**What the task requires:** Transcribe the records in full, keeping every character as it is.

**Dataset excerpts:**
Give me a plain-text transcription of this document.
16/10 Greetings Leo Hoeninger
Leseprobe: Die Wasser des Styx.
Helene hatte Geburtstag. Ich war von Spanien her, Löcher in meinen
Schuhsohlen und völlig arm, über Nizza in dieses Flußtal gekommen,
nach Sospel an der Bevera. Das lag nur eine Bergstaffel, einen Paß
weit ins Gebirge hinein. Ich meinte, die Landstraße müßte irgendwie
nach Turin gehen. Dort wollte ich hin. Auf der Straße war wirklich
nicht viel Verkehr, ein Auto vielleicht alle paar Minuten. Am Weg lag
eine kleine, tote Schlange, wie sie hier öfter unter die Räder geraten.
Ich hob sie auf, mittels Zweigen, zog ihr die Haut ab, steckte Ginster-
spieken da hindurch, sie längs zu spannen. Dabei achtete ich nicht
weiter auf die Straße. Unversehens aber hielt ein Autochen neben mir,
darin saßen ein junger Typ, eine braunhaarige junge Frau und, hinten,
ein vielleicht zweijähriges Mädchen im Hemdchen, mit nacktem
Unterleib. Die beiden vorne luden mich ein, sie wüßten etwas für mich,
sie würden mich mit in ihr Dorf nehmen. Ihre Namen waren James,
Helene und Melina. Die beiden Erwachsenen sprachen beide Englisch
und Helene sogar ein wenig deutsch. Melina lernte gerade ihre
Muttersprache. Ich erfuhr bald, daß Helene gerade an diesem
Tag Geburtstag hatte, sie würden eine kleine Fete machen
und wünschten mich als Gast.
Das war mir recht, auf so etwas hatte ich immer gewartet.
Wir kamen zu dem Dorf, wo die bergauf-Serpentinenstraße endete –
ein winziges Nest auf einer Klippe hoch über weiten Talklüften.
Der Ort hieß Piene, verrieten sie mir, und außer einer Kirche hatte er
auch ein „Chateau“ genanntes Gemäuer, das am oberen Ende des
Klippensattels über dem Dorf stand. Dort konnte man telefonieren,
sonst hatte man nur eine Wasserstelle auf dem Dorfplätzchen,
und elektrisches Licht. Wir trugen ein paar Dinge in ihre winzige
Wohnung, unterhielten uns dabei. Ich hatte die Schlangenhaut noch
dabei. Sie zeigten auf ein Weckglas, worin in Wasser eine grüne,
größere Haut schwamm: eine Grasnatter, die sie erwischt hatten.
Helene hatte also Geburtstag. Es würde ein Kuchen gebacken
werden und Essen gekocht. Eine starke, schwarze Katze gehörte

**Final result:**
Give me a plain-text transcription of this document.
16/10 Greetings Leo Hoeninger
Leseprobe: Die Wasser des Styx.
Helene hatte Geburtstag. Ich war von Spanien her, Löcher in meinen
Schuhsohlen und völlig arm, über Nizza in dieses Flußtal gekommen,
nach Sospel an der Bevera. Das lag nur eine Bergstaffel, einen Paß
weit ins Gebirge hinein. Ich meinte, die Landstraße müßte irgendwie
nach Turin gehen. Dort wollte ich hin. Auf der Straße war wirklich
nicht viel Verkehr, ein Auto vielleicht alle paar Minuten. Am Weg lag
eine kleine, tote Schlange, wie sie hier öfter unter die Räder geraten.
Ich hob sie auf, mittels Zweigen, zog ihr die Haut ab, steckte Ginster-
spieken da hindurch, sie längs zu spannen. Dabei achtete ich nicht
weiter auf die Straße. Unversehens aber hielt ein Autochen neben mir,
darin saßen ein junger Typ, eine braunhaarige junge Frau und, hinten,
ein vielleicht zweijähriges Mädchen im Hemdchen, mit nacktem
Unterleib. Die beiden vorne luden mich ein, sie wüßten etwas für mich,
sie würden mich mit in ihr Dorf nehmen. Ihre Namen waren James,
Helene und Melina. Die beiden Erwachsenen sprachen beide Englisch
und Helene sogar ein wenig deutsch. Melina lernte gerade ihre
Muttersprache. Ich erfuhr bald, daß Helene gerade an diesem
Tag Geburtstag hatte, sie würden eine kleine Fete machen
und wünschten mich als Gast.
Das war mir recht, auf so etwas hatte ich immer gewartet.
Wir kamen zu dem Dorf, wo die bergauf-Serpentinenstraße endete –
ein winziges Nest auf einer Klippe hoch über weiten Talklüften.
Der Ort hieß Piene, verrieten sie mir, und außer einer Kirche hatte er
auch ein „Chateau“ genanntes Gemäuer, das am oberen Ende des
Klippensattels über dem Dorf stand. Dort konnte man telefonieren,
sonst hatte man nur eine Wasserstelle auf dem Dorfplätzchen,
und elektrisches Licht. Wir trugen ein paar Dinge in ihre winzige
Wohnung, unterhielten uns dabei. Ich hatte die Schlangenhaut noch
dabei. Sie zeigten auf ein Weckglas, worin in Wasser eine grüne,
größere Haut schwamm: eine Grasnatter, die sie erwischt hatten.
Helene hatte also Geburtstag. Es würde ein Kuchen gebacken
werden und Essen gekocht. Eine starke, schwarze Katze gehörte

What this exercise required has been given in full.